Reproduce all records exactly.

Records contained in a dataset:
====

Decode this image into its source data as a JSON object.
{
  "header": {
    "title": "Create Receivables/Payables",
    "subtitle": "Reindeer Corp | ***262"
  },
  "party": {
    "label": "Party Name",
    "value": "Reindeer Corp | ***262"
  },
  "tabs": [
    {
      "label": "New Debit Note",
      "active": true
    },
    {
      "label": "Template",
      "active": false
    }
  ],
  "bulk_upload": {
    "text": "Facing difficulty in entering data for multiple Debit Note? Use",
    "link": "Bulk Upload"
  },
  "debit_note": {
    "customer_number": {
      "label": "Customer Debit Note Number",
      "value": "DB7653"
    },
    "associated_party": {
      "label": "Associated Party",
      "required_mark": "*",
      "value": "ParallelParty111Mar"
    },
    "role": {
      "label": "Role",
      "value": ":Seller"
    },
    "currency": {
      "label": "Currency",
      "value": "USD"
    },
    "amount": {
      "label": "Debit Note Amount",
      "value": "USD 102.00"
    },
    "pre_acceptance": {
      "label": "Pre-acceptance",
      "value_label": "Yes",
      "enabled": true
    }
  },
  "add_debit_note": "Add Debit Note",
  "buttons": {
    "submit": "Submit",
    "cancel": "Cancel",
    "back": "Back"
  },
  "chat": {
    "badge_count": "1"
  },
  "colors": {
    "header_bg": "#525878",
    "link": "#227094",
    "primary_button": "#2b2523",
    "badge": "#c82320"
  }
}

====

» **The response**
Decode this image into its source data as a JSON object.
{
  "header": {
    "title": "Create Receivables/Payables",
    "subtitle": "Reindeer Corp | ***262"
  },
  "party": {
    "label": "Party Name",
    "value": "Reindeer Corp | ***262"
  },
  "tabs": [
    {
      "label": "New Debit Note",
      "active": true
    },
    {
      "label": "Template",
      "active": false
    }
  ],
  "bulk_upload": {
    "text": "Facing difficulty in entering data for multiple Debit Note? Use",
    "link": "Bulk Upload"
  },
  "debit_note": {
    "customer_number": {
      "label": "Customer Debit Note Number",
      "value": "DB7653"
    },
    "associated_party": {
      "label": "Associated Party",
      "required_mark": "*",
      "value": "ParallelParty111Mar"
    },
    "role": {
      "label": "Role",
      "value": ":Seller"
    },
    "currency": {
      "label": "Currency",
      "value": "USD"
    },
    "amount": {
      "label": "Debit Note Amount",
      "value": "USD 102.00"
    },
    "pre_acceptance": {
      "label": "Pre-acceptance",
      "value_label": "Yes",
      "enabled": true
    }
  },
  "add_debit_note": "Add Debit Note",
  "buttons": {
    "submit": "Submit",
    "cancel": "Cancel",
    "back": "Back"
  },
  "chat": {
    "badge_count": "1"
  },
  "colors": {
    "header_bg": "#525878",
    "link": "#227094",
    "primary_button": "#2b2523",
    "badge": "#c82320"
  }
}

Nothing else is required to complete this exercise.